[Stored records]
---*---

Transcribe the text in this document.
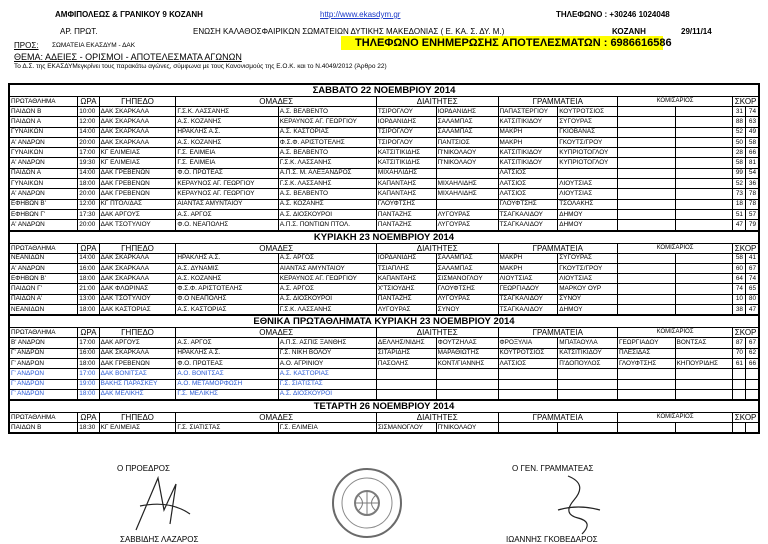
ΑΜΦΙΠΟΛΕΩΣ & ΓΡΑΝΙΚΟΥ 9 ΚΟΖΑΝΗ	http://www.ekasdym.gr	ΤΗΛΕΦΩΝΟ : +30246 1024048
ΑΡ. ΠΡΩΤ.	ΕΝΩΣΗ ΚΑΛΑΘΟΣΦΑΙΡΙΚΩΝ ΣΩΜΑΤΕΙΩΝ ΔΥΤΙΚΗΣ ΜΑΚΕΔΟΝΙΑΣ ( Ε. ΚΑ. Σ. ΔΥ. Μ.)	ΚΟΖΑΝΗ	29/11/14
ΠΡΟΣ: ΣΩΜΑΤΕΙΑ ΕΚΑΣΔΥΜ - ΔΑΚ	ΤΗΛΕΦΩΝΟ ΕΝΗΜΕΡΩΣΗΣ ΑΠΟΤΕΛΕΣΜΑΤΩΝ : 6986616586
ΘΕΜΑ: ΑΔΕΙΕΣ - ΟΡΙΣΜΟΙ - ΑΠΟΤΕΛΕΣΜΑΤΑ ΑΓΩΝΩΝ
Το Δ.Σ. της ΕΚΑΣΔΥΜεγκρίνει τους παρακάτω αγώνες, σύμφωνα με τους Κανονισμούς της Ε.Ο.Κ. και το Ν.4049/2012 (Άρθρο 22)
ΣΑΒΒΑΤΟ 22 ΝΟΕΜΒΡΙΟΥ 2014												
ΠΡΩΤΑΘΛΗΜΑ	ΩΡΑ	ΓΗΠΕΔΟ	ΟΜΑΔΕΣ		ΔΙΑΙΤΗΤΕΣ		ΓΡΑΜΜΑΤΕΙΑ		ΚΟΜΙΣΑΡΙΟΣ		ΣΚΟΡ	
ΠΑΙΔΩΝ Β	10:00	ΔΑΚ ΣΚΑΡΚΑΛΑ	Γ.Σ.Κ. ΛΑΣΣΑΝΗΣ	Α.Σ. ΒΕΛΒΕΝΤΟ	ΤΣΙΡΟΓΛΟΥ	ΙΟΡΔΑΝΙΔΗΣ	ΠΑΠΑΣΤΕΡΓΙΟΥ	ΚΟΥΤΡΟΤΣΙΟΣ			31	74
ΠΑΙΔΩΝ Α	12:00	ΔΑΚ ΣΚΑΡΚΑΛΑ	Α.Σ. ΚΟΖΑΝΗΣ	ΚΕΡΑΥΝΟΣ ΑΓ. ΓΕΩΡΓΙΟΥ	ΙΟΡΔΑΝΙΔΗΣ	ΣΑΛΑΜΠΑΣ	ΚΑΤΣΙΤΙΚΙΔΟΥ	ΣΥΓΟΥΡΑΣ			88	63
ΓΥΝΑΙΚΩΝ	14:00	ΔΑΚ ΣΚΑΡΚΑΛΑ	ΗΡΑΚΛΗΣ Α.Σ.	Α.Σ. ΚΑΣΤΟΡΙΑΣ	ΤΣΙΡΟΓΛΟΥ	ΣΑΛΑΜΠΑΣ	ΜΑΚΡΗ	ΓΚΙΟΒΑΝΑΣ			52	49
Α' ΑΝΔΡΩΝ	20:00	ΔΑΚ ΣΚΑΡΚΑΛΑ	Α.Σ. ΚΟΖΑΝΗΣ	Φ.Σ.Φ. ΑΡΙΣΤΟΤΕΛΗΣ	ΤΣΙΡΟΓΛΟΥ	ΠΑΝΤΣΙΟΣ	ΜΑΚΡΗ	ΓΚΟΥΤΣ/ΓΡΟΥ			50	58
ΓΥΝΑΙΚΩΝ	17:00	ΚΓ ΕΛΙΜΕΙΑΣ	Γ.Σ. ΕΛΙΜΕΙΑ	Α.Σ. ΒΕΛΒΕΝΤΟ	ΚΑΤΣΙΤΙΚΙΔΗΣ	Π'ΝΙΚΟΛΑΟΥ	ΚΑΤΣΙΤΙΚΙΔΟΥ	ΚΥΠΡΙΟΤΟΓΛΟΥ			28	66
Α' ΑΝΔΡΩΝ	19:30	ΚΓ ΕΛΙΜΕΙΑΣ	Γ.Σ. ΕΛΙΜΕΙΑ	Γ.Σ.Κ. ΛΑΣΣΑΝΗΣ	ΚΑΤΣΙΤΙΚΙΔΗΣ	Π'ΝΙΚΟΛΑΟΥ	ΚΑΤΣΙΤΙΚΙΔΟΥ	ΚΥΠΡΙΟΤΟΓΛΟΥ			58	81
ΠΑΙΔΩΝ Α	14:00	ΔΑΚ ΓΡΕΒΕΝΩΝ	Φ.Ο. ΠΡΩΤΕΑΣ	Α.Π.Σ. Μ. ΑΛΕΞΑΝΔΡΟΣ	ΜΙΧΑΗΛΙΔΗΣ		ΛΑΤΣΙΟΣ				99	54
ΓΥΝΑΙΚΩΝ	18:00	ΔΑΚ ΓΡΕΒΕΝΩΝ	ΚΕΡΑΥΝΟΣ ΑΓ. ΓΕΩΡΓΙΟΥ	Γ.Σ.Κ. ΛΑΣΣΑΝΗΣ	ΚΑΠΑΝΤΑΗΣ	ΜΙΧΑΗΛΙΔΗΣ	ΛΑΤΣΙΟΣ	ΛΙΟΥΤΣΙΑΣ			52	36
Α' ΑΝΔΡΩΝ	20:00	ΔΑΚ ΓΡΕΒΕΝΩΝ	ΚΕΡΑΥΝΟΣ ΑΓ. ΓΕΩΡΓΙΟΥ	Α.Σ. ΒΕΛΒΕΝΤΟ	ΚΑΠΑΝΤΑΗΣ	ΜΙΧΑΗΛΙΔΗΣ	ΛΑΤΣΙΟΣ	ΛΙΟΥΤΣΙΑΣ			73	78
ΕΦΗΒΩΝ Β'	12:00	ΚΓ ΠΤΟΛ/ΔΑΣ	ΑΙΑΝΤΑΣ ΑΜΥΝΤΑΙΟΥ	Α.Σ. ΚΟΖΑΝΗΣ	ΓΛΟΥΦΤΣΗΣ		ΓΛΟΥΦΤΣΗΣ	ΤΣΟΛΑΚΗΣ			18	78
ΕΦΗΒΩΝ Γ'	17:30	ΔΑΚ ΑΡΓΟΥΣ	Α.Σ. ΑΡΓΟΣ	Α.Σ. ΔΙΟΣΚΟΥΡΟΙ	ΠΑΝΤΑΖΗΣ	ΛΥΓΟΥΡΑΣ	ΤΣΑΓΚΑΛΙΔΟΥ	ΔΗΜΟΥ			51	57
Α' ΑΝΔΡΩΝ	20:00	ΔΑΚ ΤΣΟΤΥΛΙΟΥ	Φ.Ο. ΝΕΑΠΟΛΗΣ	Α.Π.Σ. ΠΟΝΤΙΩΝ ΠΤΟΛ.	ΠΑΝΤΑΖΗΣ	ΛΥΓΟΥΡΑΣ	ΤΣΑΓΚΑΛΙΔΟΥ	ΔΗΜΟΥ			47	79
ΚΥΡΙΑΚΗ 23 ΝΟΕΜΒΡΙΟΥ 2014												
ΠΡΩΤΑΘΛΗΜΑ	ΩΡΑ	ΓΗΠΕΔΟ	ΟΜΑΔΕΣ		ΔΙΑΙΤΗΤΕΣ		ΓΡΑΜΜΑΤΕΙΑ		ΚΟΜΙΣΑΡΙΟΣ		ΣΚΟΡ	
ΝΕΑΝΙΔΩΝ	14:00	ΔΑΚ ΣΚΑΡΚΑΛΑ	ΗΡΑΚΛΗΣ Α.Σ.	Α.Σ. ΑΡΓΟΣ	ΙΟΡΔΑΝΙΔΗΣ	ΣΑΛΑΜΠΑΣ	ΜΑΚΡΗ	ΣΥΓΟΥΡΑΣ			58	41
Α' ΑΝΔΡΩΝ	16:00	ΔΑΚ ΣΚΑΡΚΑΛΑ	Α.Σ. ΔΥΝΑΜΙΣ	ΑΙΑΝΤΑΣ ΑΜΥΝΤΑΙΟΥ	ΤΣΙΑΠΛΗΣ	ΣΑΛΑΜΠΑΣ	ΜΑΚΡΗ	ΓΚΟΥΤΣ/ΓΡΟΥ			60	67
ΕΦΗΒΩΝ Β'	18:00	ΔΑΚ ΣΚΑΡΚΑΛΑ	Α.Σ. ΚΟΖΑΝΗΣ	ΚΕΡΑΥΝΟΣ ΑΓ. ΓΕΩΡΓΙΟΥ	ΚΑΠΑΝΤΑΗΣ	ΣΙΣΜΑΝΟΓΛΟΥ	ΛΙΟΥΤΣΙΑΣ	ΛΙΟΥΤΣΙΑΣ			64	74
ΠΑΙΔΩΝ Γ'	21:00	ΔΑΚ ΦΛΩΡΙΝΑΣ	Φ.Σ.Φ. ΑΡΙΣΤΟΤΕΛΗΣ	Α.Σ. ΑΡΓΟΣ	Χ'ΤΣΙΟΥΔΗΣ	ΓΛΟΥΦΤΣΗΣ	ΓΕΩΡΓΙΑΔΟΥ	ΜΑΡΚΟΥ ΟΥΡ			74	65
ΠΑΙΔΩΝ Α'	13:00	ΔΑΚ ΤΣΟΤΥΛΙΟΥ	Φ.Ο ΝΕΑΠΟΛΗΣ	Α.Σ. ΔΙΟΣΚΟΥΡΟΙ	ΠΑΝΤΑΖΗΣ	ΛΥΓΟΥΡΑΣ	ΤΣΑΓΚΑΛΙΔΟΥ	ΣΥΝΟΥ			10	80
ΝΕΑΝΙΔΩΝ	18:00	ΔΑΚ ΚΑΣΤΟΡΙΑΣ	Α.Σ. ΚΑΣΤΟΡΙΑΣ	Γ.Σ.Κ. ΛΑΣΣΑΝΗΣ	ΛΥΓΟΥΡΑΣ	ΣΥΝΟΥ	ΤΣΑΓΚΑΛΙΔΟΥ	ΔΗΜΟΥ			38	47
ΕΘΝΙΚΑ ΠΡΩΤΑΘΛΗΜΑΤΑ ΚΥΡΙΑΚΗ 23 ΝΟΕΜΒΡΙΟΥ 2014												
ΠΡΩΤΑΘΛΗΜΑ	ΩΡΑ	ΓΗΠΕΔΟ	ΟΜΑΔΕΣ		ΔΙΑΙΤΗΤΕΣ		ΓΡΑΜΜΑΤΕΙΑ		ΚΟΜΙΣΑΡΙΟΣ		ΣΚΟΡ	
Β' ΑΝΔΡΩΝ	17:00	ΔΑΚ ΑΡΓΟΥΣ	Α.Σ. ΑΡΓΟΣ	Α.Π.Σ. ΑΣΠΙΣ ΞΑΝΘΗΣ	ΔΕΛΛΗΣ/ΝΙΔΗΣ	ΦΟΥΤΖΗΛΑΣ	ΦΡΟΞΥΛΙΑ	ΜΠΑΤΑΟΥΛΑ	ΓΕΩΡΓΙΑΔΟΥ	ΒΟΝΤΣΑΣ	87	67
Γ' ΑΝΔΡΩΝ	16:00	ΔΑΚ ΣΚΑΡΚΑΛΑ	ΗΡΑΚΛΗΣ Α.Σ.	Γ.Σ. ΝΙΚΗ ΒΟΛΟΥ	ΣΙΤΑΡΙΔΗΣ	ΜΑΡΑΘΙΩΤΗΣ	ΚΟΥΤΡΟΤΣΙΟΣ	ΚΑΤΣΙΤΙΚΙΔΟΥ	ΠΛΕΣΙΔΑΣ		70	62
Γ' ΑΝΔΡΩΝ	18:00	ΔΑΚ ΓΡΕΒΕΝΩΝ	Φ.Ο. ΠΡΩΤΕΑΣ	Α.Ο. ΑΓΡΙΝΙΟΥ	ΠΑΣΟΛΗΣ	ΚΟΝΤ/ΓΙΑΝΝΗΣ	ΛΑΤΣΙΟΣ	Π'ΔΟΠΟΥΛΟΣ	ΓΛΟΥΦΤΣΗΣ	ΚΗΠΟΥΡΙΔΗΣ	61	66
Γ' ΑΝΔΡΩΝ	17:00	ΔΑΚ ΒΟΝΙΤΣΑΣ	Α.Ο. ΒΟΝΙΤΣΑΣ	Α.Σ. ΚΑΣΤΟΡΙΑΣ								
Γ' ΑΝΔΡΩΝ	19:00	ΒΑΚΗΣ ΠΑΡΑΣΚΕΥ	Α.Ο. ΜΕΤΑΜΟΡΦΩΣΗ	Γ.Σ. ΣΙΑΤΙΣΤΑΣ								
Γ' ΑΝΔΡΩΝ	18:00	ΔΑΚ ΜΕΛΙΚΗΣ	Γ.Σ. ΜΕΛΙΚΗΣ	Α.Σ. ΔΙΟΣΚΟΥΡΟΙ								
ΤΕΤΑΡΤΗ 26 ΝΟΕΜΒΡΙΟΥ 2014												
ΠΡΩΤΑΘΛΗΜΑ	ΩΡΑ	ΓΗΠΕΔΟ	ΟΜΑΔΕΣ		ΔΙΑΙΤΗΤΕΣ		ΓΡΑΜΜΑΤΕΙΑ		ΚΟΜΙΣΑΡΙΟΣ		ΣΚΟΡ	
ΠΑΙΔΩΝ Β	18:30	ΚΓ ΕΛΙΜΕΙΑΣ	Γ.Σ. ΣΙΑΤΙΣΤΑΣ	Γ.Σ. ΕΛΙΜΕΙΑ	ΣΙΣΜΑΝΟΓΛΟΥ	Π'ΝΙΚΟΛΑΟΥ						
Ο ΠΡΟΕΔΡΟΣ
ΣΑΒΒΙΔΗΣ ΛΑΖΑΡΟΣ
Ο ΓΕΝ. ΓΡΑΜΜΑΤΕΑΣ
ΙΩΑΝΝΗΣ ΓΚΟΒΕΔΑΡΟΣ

---*---

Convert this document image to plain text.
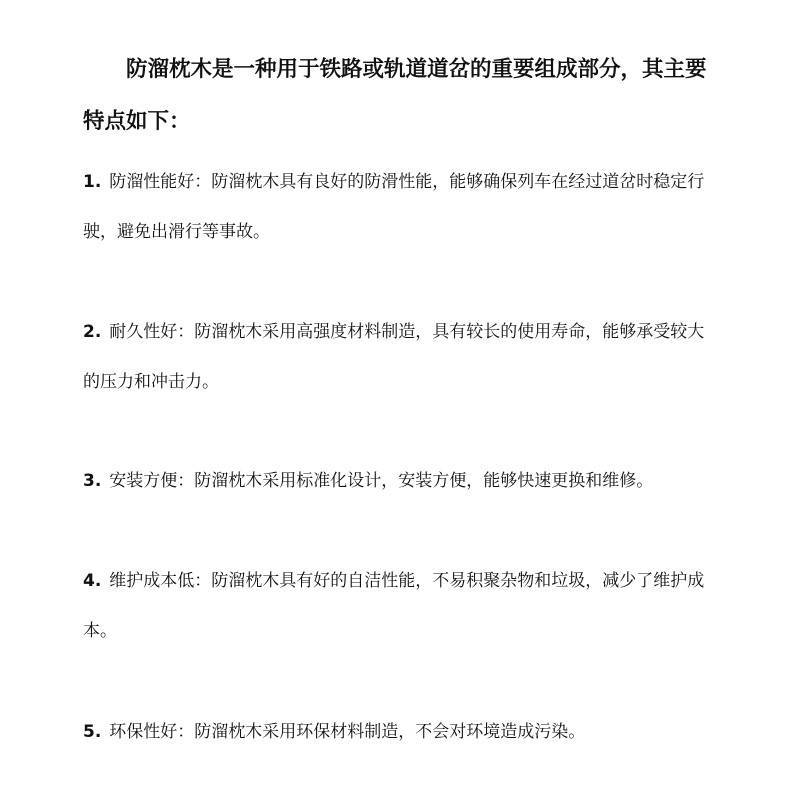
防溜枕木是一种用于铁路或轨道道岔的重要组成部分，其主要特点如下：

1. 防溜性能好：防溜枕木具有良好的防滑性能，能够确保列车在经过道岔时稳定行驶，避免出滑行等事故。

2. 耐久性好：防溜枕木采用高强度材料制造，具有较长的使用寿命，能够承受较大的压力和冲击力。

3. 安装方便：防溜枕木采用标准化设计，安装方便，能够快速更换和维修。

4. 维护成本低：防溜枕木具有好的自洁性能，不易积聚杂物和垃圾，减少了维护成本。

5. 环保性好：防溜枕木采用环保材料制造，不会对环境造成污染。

---*---

Identify the lines in the entries that hold "ΠΑΝΤΑΖΗΣ" and return each one.

ΕΦΗΒΩΝ Γ'	17:30	ΔΑΚ ΑΡΓΟΥΣ	Α.Σ. ΑΡΓΟΣ	Α.Σ. ΔΙΟΣΚΟΥΡΟΙ	ΠΑΝΤΑΖΗΣ	ΛΥΓΟΥΡΑΣ	ΤΣΑΓΚΑΛΙΔΟΥ	ΔΗΜΟΥ			51	57
Α' ΑΝΔΡΩΝ	20:00	ΔΑΚ ΤΣΟΤΥΛΙΟΥ	Φ.Ο. ΝΕΑΠΟΛΗΣ	Α.Π.Σ. ΠΟΝΤΙΩΝ ΠΤΟΛ.	ΠΑΝΤΑΖΗΣ	ΛΥΓΟΥΡΑΣ	ΤΣΑΓΚΑΛΙΔΟΥ	ΔΗΜΟΥ			47	79
ΠΑΙΔΩΝ Α'	13:00	ΔΑΚ ΤΣΟΤΥΛΙΟΥ	Φ.Ο ΝΕΑΠΟΛΗΣ	Α.Σ. ΔΙΟΣΚΟΥΡΟΙ	ΠΑΝΤΑΖΗΣ	ΛΥΓΟΥΡΑΣ	ΤΣΑΓΚΑΛΙΔΟΥ	ΣΥΝΟΥ			10	80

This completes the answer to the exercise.